● **WHAT TO WORK ON**
Reproduce all of the material below, swapping "Total Public Spending" for "Public Spending by Source" and leaving everything else unchanged.

Dataset excerpt
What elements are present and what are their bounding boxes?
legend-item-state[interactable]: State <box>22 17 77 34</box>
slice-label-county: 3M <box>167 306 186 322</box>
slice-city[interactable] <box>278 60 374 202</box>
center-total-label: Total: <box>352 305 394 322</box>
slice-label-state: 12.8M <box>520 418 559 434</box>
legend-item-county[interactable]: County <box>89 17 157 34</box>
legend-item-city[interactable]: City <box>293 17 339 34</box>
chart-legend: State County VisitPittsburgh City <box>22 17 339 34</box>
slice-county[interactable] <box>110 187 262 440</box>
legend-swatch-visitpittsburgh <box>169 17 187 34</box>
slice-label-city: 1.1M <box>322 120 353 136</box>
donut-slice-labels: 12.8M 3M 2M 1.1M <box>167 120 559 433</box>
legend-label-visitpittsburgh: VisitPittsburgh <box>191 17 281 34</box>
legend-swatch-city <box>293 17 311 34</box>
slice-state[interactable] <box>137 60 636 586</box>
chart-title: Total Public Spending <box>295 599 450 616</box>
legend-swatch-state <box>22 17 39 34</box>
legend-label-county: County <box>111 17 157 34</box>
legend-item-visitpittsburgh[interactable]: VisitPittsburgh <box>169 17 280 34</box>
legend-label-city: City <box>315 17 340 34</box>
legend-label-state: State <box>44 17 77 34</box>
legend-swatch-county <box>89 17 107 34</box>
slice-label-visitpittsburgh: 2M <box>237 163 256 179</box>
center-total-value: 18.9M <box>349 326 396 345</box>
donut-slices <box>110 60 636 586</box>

● **ANSWER TO THE TASK**
What elements are present and what are their bounding boxes?
legend-item-state[interactable]: State <box>22 17 77 34</box>
slice-label-county: 3M <box>167 306 186 322</box>
slice-city[interactable] <box>278 60 374 202</box>
center-total-label: Total: <box>352 305 394 322</box>
slice-label-state: 12.8M <box>520 418 559 434</box>
legend-item-county[interactable]: County <box>89 17 157 34</box>
legend-item-city[interactable]: City <box>293 17 339 34</box>
chart-legend: State County VisitPittsburgh City <box>22 17 339 34</box>
slice-county[interactable] <box>110 187 262 440</box>
legend-swatch-visitpittsburgh <box>169 17 187 34</box>
slice-label-city: 1.1M <box>322 120 353 136</box>
donut-slice-labels: 12.8M 3M 2M 1.1M <box>167 120 559 433</box>
legend-label-visitpittsburgh: VisitPittsburgh <box>191 17 281 34</box>
legend-swatch-city <box>293 17 311 34</box>
slice-state[interactable] <box>137 60 636 586</box>
chart-title: Public Spending by Source <box>295 599 450 616</box>
legend-swatch-state <box>22 17 39 34</box>
legend-label-county: County <box>111 17 157 34</box>
legend-item-visitpittsburgh[interactable]: VisitPittsburgh <box>169 17 280 34</box>
legend-label-city: City <box>315 17 340 34</box>
legend-label-state: State <box>44 17 77 34</box>
legend-swatch-county <box>89 17 107 34</box>
slice-label-visitpittsburgh: 2M <box>237 163 256 179</box>
center-total-value: 18.9M <box>349 326 396 345</box>
donut-slices <box>110 60 636 586</box>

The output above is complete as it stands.